What many people outside of New Orleans may not know is that there is another popular dessert that a Jewish woman brought to the New Orleans market about 80 years ago. The Doberge cake stands aloft, bravely standing the test of time in what most everyone concedes is the original foodie city.

Doberge cake is special because it is a New Orleans original, says Judy Walker, food editor at The Times-Picayune. “When you look at it, it doesn’t look like anything else. It’s tall and pretty.”

Beulah Ledner developed Doberge cake in about 1935 by adapting the popular Dobos torte, a cake originating from Austria-Hungary, to make it better suited for the hot, New Orleans climate.

Doberge is a multi-layered butter cake that has somewhere between six and eight layers. Each layer of cake is baked individually. The layers are so thin –not more than 3/8 of an inch—that one needs a special pan to bake them, notes Ledner’s son Albert Ledner, 91.
○ ○ ○ ○ ○
Written request 1: According to the Doberge cake article, who developed Doberge cake, and in roughly what year?
Written request 2: Decide whether each statement agrees with the Doberge cake article, answering yes or no and quoting the words that settle it: (a) Doberge cake was adapted from a cake that originated in Austria-Hungary. (b) All the layers of a Doberge cake are baked together at once. (c) Judy Walker is food editor at The Times-Picayune.
Written request 3: Carry on the Doberge cake article from the point where it stops.

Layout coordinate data
○ ○ ○ ○ ○
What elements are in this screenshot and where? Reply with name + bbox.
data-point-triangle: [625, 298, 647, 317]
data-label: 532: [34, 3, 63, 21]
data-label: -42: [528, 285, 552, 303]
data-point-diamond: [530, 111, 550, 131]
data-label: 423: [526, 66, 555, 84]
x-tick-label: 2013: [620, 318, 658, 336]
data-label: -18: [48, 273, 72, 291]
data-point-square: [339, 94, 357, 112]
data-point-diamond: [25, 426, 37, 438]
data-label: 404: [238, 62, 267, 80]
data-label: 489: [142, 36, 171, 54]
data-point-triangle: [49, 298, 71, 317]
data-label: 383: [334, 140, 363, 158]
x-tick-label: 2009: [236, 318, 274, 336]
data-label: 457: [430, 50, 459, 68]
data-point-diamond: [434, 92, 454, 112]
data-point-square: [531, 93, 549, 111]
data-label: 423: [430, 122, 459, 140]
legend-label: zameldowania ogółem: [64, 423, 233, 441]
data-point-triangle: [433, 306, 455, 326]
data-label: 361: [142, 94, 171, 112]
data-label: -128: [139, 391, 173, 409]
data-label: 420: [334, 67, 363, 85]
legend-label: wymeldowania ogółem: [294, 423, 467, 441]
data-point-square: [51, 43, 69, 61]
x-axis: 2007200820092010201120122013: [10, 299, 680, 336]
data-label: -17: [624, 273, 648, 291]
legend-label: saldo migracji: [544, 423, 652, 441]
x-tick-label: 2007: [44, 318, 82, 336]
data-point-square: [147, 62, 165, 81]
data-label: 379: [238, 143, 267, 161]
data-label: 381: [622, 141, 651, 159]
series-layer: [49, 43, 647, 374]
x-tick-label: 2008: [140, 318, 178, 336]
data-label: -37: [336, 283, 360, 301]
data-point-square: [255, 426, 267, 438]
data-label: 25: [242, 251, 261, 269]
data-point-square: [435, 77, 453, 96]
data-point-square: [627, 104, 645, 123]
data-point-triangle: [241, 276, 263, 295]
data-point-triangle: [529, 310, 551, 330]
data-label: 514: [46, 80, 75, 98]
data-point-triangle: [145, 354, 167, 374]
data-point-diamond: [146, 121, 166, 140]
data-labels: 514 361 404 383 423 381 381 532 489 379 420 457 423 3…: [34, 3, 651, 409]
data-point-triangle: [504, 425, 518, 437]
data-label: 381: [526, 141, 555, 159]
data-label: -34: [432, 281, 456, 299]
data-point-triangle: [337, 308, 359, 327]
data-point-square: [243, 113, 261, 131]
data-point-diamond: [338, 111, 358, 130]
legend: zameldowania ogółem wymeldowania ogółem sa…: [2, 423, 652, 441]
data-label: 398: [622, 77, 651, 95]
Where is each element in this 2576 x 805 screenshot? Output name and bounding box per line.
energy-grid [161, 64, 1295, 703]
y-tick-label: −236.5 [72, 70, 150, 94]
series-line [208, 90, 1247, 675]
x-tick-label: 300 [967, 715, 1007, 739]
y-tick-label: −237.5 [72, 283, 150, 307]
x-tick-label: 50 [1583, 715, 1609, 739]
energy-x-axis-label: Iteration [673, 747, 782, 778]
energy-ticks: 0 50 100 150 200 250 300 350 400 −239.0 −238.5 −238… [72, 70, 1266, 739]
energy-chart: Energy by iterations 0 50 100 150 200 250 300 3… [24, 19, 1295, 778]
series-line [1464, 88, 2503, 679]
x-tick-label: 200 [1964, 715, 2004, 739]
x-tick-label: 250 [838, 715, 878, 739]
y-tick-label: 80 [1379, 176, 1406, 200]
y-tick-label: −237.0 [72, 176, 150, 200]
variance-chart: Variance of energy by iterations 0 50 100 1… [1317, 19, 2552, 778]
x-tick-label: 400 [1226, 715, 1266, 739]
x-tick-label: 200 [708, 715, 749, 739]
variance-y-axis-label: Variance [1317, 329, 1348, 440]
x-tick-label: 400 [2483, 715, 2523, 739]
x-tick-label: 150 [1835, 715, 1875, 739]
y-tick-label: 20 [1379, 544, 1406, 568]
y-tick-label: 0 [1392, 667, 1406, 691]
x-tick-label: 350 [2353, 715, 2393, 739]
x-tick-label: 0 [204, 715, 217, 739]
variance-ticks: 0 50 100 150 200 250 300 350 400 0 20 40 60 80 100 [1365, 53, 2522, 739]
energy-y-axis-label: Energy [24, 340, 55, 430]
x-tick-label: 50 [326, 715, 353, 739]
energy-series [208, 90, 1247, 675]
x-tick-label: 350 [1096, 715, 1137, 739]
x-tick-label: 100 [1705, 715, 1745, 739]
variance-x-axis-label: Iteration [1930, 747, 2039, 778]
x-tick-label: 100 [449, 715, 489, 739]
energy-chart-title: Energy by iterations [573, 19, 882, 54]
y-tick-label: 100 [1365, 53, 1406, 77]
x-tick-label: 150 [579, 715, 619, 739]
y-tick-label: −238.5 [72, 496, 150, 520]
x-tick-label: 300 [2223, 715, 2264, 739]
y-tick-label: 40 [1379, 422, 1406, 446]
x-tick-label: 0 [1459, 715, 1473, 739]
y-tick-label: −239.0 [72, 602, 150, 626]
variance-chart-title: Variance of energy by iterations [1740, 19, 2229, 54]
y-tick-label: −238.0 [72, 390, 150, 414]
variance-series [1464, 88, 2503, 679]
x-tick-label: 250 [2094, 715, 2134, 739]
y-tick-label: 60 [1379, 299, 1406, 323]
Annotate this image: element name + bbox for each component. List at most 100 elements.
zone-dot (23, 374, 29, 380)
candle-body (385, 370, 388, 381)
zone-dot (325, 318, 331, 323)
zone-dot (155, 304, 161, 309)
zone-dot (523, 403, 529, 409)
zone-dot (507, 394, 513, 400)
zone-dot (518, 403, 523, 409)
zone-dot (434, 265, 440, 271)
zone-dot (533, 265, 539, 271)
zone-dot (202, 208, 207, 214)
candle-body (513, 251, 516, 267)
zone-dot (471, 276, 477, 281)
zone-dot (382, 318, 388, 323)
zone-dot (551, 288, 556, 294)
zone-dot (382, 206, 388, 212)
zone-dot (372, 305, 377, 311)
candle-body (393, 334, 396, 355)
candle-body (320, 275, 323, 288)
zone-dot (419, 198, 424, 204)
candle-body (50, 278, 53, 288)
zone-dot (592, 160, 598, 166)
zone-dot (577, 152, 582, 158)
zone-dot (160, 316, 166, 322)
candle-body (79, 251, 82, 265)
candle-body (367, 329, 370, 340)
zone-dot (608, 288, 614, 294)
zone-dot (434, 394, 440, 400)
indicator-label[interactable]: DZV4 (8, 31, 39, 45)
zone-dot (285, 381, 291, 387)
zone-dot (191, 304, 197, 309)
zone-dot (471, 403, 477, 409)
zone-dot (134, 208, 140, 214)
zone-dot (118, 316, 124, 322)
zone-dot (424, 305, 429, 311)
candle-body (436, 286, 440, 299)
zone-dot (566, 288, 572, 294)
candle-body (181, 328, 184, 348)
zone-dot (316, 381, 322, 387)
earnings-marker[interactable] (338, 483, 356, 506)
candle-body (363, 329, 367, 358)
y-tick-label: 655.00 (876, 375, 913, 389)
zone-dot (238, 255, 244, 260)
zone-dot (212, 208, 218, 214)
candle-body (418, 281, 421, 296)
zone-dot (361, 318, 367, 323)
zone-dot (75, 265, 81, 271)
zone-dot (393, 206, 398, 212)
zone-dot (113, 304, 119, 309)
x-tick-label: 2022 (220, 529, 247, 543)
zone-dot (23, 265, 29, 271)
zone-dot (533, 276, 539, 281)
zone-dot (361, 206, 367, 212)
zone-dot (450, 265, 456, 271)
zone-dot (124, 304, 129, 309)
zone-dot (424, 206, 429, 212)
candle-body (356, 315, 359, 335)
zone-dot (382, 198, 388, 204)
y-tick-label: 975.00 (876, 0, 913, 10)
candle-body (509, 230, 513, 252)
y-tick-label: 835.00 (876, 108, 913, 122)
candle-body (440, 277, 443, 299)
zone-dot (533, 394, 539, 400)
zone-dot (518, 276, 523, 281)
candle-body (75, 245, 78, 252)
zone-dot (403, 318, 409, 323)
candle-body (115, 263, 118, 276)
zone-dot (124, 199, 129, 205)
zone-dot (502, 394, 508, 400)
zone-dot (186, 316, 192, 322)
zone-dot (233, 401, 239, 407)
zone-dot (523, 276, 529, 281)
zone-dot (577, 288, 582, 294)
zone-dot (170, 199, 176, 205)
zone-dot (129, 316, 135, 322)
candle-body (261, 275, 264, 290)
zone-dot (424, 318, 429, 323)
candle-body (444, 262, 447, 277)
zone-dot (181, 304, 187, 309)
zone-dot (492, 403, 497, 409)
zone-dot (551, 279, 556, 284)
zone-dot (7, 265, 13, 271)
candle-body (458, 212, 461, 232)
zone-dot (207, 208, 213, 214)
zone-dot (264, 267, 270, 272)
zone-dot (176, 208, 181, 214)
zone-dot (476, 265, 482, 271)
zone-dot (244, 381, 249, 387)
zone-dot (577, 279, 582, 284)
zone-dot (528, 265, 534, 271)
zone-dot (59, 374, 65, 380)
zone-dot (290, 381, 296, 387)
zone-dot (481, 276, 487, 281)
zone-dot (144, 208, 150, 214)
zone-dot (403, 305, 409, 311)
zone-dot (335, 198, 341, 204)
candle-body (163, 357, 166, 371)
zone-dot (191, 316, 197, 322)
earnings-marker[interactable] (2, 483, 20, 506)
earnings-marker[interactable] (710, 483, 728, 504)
○ ○ ○ ○ ○
Right answer 1: Beulah Ledner developed it in about 1935.

Right answer 2:
(a) Yes: "adapting the popular Dobos torte, a cake originating from Austria-Hungary"
(b) No: "Each layer of cake is baked individually."
(c) Yes: "Judy Walker, food editor at The Times-Picayune"

Right answer 3:
In between the cakes lies a spread of custard. A thin film of buttercream frosting coats the cake and on top of that is a hard layer of chocolate, lemon, caramel or raspberry icing, Albert Ledner and his daughter Catherine Ledner said.

“It’s a lot of layers,” Catherine Ledner said. “You open that thing and it looked like, you know, a pin stripe shirt on the inside.”

Beulah Ledner was known affectionately as the “Doberge Queen of New Orleans,” according to an article penned by her daughter Maxine Ledner Wolchansky, in 1987. Writing from her home in Atlanta, Wolchansky acknowledged her mother based her Doberge cake on the Dobos torte — a cake made up of thin layers of sponge cake with buttercream between the layers and on the outside of the cake and a layer of hard caramel or chocolate on top.

“… She intuitively knew that it [Dobos torte] was too rich and heavy for the New Orleans’ climate,” Wolchansky of blessed memory, wrote in a self-published cookbook of her mother’s recipes titled “Let’s Bake with Beulah Ledner: A Legendary New Orleans Lady.”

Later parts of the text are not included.